- Work to be completed -
Copy all the entries below exactly, but not the pictures.

- Source material -

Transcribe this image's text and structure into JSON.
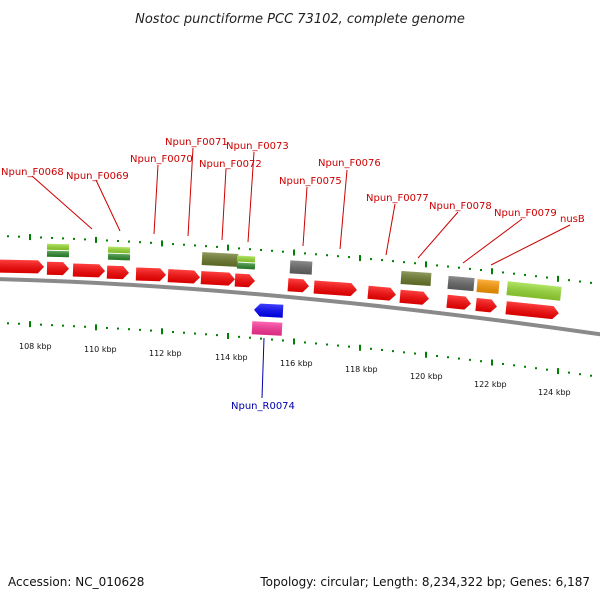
{
  "title": "Nostoc punctiforme PCC 73102, complete genome",
  "footer": {
    "accession": "Accession: NC_010628",
    "summary": "Topology: circular; Length: 8,234,322 bp; Genes: 6,187"
  },
  "colors": {
    "cds": "#ff0000",
    "rna": "#0000ff",
    "label_forward": "#cc0000",
    "label_reverse": "#0000aa",
    "backbone": "#808080",
    "tick": "#008000",
    "lime": "#99dd33",
    "olive": "#6b7a2a",
    "darkgray": "#666666",
    "orange": "#ff9900",
    "pink": "#ff3399",
    "darkgreen": "#2e8b2e"
  },
  "gene_labels": [
    {
      "key": "Npun_F0068",
      "text": "Npun_F0068"
    },
    {
      "key": "Npun_F0069",
      "text": "Npun_F0069"
    },
    {
      "key": "Npun_F0070",
      "text": "Npun_F0070"
    },
    {
      "key": "Npun_F0071",
      "text": "Npun_F0071"
    },
    {
      "key": "Npun_F0072",
      "text": "Npun_F0072"
    },
    {
      "key": "Npun_F0073",
      "text": "Npun_F0073"
    },
    {
      "key": "Npun_F0075",
      "text": "Npun_F0075"
    },
    {
      "key": "Npun_F0076",
      "text": "Npun_F0076"
    },
    {
      "key": "Npun_F0077",
      "text": "Npun_F0077"
    },
    {
      "key": "Npun_F0078",
      "text": "Npun_F0078"
    },
    {
      "key": "Npun_F0079",
      "text": "Npun_F0079"
    },
    {
      "key": "nusB",
      "text": "nusB"
    },
    {
      "key": "Npun_R0074",
      "text": "Npun_R0074"
    }
  ],
  "ticks": [
    "108 kbp",
    "110 kbp",
    "112 kbp",
    "114 kbp",
    "116 kbp",
    "118 kbp",
    "120 kbp",
    "122 kbp",
    "124 kbp"
  ]
}
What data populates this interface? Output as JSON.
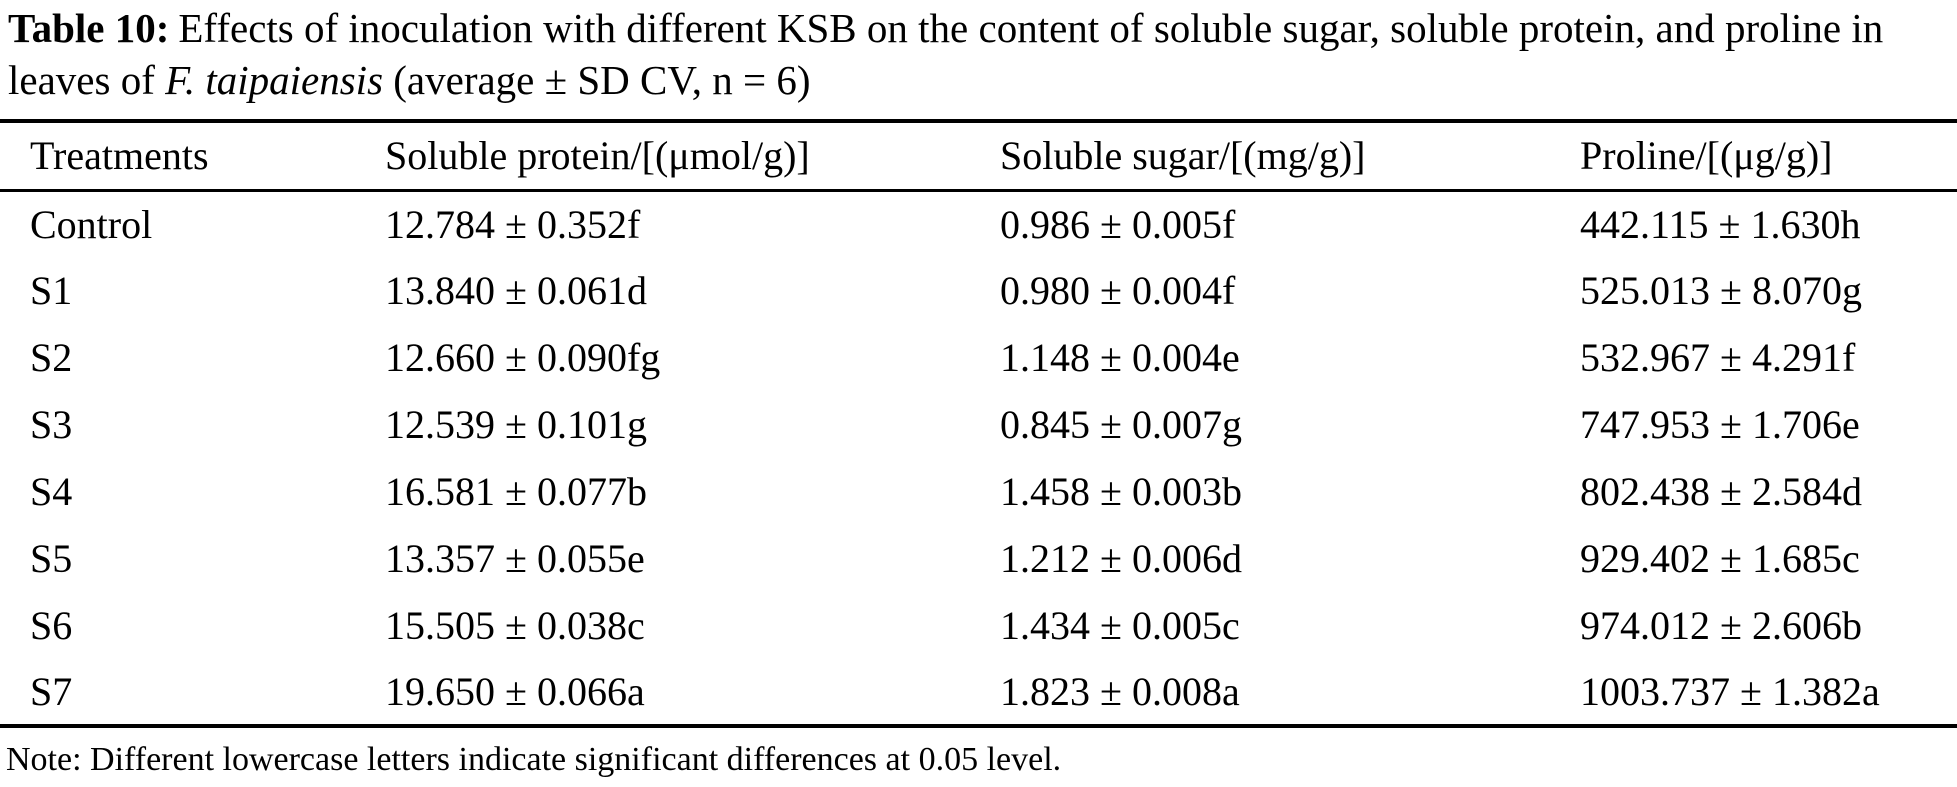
{
  "caption": {
    "label": "Table 10:",
    "text_before_italic": "Effects of inoculation with different KSB on the content of soluble sugar, soluble protein, and proline in leaves of ",
    "italic_text": "F. taipaiensis",
    "text_after_italic": " (average ± SD CV, n = 6)"
  },
  "table": {
    "headers": [
      "Treatments",
      "Soluble protein/[(μmol/g)]",
      "Soluble sugar/[(mg/g)]",
      "Proline/[(μg/g)]"
    ],
    "rows": [
      {
        "treatment": "Control",
        "protein": "12.784 ± 0.352f",
        "sugar": "0.986 ± 0.005f",
        "proline": "442.115 ± 1.630h"
      },
      {
        "treatment": "S1",
        "protein": "13.840 ± 0.061d",
        "sugar": "0.980 ± 0.004f",
        "proline": "525.013 ± 8.070g"
      },
      {
        "treatment": "S2",
        "protein": "12.660 ± 0.090fg",
        "sugar": "1.148 ± 0.004e",
        "proline": "532.967 ± 4.291f"
      },
      {
        "treatment": "S3",
        "protein": "12.539 ± 0.101g",
        "sugar": "0.845 ± 0.007g",
        "proline": "747.953 ± 1.706e"
      },
      {
        "treatment": "S4",
        "protein": "16.581 ± 0.077b",
        "sugar": "1.458 ± 0.003b",
        "proline": "802.438 ± 2.584d"
      },
      {
        "treatment": "S5",
        "protein": "13.357 ± 0.055e",
        "sugar": "1.212 ± 0.006d",
        "proline": "929.402 ± 1.685c"
      },
      {
        "treatment": "S6",
        "protein": "15.505 ± 0.038c",
        "sugar": "1.434 ± 0.005c",
        "proline": "974.012 ± 2.606b"
      },
      {
        "treatment": "S7",
        "protein": "19.650 ± 0.066a",
        "sugar": "1.823 ± 0.008a",
        "proline": "1003.737 ± 1.382a"
      }
    ]
  },
  "note": "Note: Different lowercase letters indicate significant differences at 0.05 level.",
  "colors": {
    "background": "#ffffff",
    "text": "#000000",
    "rule": "#000000"
  }
}
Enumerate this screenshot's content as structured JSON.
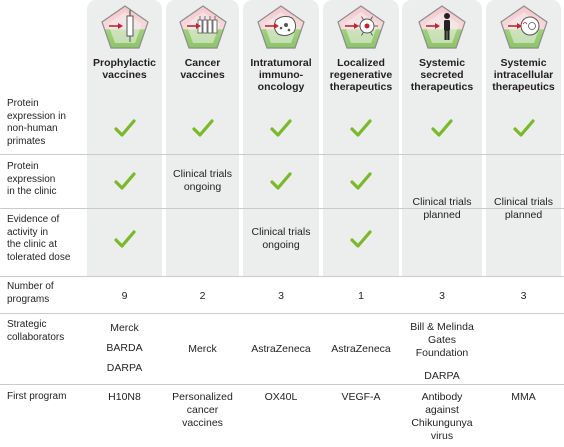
{
  "columns": [
    {
      "name": "Prophylactic\nvaccines",
      "icon": "syringe-icon",
      "num_programs": "9",
      "collaborators": [
        "Merck",
        "BARDA",
        "DARPA"
      ],
      "first_program": "H10N8"
    },
    {
      "name": "Cancer\nvaccines",
      "icon": "multiple-syringes-icon",
      "num_programs": "2",
      "collaborators": [
        "Merck"
      ],
      "first_program": "Personalized\ncancer\nvaccines"
    },
    {
      "name": "Intratumoral\nimmuno-\noncology",
      "icon": "tumor-cell-icon",
      "num_programs": "3",
      "collaborators": [
        "AstraZeneca"
      ],
      "first_program": "OX40L"
    },
    {
      "name": "Localized\nregenerative\ntherapeutics",
      "icon": "regenerative-cell-icon",
      "num_programs": "1",
      "collaborators": [
        "AstraZeneca"
      ],
      "first_program": "VEGF-A"
    },
    {
      "name": "Systemic\nsecreted\ntherapeutics",
      "icon": "human-figure-icon",
      "num_programs": "3",
      "collaborators": [
        "Bill & Melinda\nGates\nFoundation",
        "DARPA"
      ],
      "first_program": "Antibody\nagainst\nChikungunya\nvirus"
    },
    {
      "name": "Systemic\nintracellular\ntherapeutics",
      "icon": "intracellular-cell-icon",
      "num_programs": "3",
      "collaborators": [],
      "first_program": "MMA"
    }
  ],
  "rows": {
    "nhp": {
      "label": "Protein\nexpression in\nnon-human\nprimates",
      "status": [
        "check",
        "check",
        "check",
        "check",
        "check",
        "check"
      ]
    },
    "clinic": {
      "label": "Protein\nexpression\nin the clinic",
      "status": [
        "check",
        "Clinical trials\nongoing",
        "check",
        "check",
        "Clinical trials\nplanned",
        "Clinical trials\nplanned"
      ]
    },
    "activity": {
      "label": "Evidence of\nactivity in\nthe clinic at\ntolerated dose",
      "status": [
        "check",
        "",
        "Clinical trials\nongoing",
        "check",
        "",
        ""
      ]
    },
    "num_programs_label": "Number of\nprograms",
    "collaborators_label": "Strategic\ncollaborators",
    "first_program_label": "First program"
  },
  "colors": {
    "check_green": "#7ab929",
    "icon_red": "#c8232c",
    "column_bg": "#eceded",
    "divider": "#c9caca"
  }
}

- Exercise result -
Transcribe this image's text and structure into JSON.
{
  "title": "Nostoc punctiforme PCC 73102, complete genome",
  "footer": {
    "accession": "Accession: NC_010628",
    "summary": "Topology: circular; Length: 8,234,322 bp; Genes: 6,187"
  },
  "colors": {
    "cds": "#ff0000",
    "rna": "#0000ff",
    "label_forward": "#cc0000",
    "label_reverse": "#0000aa",
    "backbone": "#808080",
    "tick": "#008000",
    "lime": "#99dd33",
    "olive": "#6b7a2a",
    "darkgray": "#666666",
    "orange": "#ff9900",
    "pink": "#ff3399",
    "darkgreen": "#2e8b2e"
  },
  "gene_labels": [
    {
      "key": "Npun_F0068",
      "text": "Npun_F0068"
    },
    {
      "key": "Npun_F0069",
      "text": "Npun_F0069"
    },
    {
      "key": "Npun_F0070",
      "text": "Npun_F0070"
    },
    {
      "key": "Npun_F0071",
      "text": "Npun_F0071"
    },
    {
      "key": "Npun_F0072",
      "text": "Npun_F0072"
    },
    {
      "key": "Npun_F0073",
      "text": "Npun_F0073"
    },
    {
      "key": "Npun_F0075",
      "text": "Npun_F0075"
    },
    {
      "key": "Npun_F0076",
      "text": "Npun_F0076"
    },
    {
      "key": "Npun_F0077",
      "text": "Npun_F0077"
    },
    {
      "key": "Npun_F0078",
      "text": "Npun_F0078"
    },
    {
      "key": "Npun_F0079",
      "text": "Npun_F0079"
    },
    {
      "key": "nusB",
      "text": "nusB"
    },
    {
      "key": "Npun_R0074",
      "text": "Npun_R0074"
    }
  ],
  "ticks": [
    "108 kbp",
    "110 kbp",
    "112 kbp",
    "114 kbp",
    "116 kbp",
    "118 kbp",
    "120 kbp",
    "122 kbp",
    "124 kbp"
  ]
}
What data populates this interface? Output as JSON.
{
  "caption": {
    "label": "Table 10:",
    "text_before_italic": "Effects of inoculation with different KSB on the content of soluble sugar, soluble protein, and proline in leaves of ",
    "italic_text": "F. taipaiensis",
    "text_after_italic": " (average ± SD CV, n = 6)"
  },
  "table": {
    "headers": [
      "Treatments",
      "Soluble protein/[(μmol/g)]",
      "Soluble sugar/[(mg/g)]",
      "Proline/[(μg/g)]"
    ],
    "rows": [
      {
        "treatment": "Control",
        "protein": "12.784 ± 0.352f",
        "sugar": "0.986 ± 0.005f",
        "proline": "442.115 ± 1.630h"
      },
      {
        "treatment": "S1",
        "protein": "13.840 ± 0.061d",
        "sugar": "0.980 ± 0.004f",
        "proline": "525.013 ± 8.070g"
      },
      {
        "treatment": "S2",
        "protein": "12.660 ± 0.090fg",
        "sugar": "1.148 ± 0.004e",
        "proline": "532.967 ± 4.291f"
      },
      {
        "treatment": "S3",
        "protein": "12.539 ± 0.101g",
        "sugar": "0.845 ± 0.007g",
        "proline": "747.953 ± 1.706e"
      },
      {
        "treatment": "S4",
        "protein": "16.581 ± 0.077b",
        "sugar": "1.458 ± 0.003b",
        "proline": "802.438 ± 2.584d"
      },
      {
        "treatment": "S5",
        "protein": "13.357 ± 0.055e",
        "sugar": "1.212 ± 0.006d",
        "proline": "929.402 ± 1.685c"
      },
      {
        "treatment": "S6",
        "protein": "15.505 ± 0.038c",
        "sugar": "1.434 ± 0.005c",
        "proline": "974.012 ± 2.606b"
      },
      {
        "treatment": "S7",
        "protein": "19.650 ± 0.066a",
        "sugar": "1.823 ± 0.008a",
        "proline": "1003.737 ± 1.382a"
      }
    ]
  },
  "note": "Note: Different lowercase letters indicate significant differences at 0.05 level.",
  "colors": {
    "background": "#ffffff",
    "text": "#000000",
    "rule": "#000000"
  }
}
Enumerate this screenshot's content as structured JSON.
{
  "columns": [
    {
      "name": "Prophylactic\nvaccines",
      "icon": "syringe-icon",
      "num_programs": "9",
      "collaborators": [
        "Merck",
        "BARDA",
        "DARPA"
      ],
      "first_program": "H10N8"
    },
    {
      "name": "Cancer\nvaccines",
      "icon": "multiple-syringes-icon",
      "num_programs": "2",
      "collaborators": [
        "Merck"
      ],
      "first_program": "Personalized\ncancer\nvaccines"
    },
    {
      "name": "Intratumoral\nimmuno-\noncology",
      "icon": "tumor-cell-icon",
      "num_programs": "3",
      "collaborators": [
        "AstraZeneca"
      ],
      "first_program": "OX40L"
    },
    {
      "name": "Localized\nregenerative\ntherapeutics",
      "icon": "regenerative-cell-icon",
      "num_programs": "1",
      "collaborators": [
        "AstraZeneca"
      ],
      "first_program": "VEGF-A"
    },
    {
      "name": "Systemic\nsecreted\ntherapeutics",
      "icon": "human-figure-icon",
      "num_programs": "3",
      "collaborators": [
        "Bill & Melinda\nGates\nFoundation",
        "DARPA"
      ],
      "first_program": "Antibody\nagainst\nChikungunya\nvirus"
    },
    {
      "name": "Systemic\nintracellular\ntherapeutics",
      "icon": "intracellular-cell-icon",
      "num_programs": "3",
      "collaborators": [],
      "first_program": "MMA"
    }
  ],
  "rows": {
    "nhp": {
      "label": "Protein\nexpression in\nnon-human\nprimates",
      "status": [
        "check",
        "check",
        "check",
        "check",
        "check",
        "check"
      ]
    },
    "clinic": {
      "label": "Protein\nexpression\nin the clinic",
      "status": [
        "check",
        "Clinical trials\nongoing",
        "check",
        "check",
        "Clinical trials\nplanned",
        "Clinical trials\nplanned"
      ]
    },
    "activity": {
      "label": "Evidence of\nactivity in\nthe clinic at\ntolerated dose",
      "status": [
        "check",
        "",
        "Clinical trials\nongoing",
        "check",
        "",
        ""
      ]
    },
    "num_programs_label": "Number of\nprograms",
    "collaborators_label": "Strategic\ncollaborators",
    "first_program_label": "First program"
  },
  "colors": {
    "check_green": "#7ab929",
    "icon_red": "#c8232c",
    "column_bg": "#eceded",
    "divider": "#c9caca"
  }
}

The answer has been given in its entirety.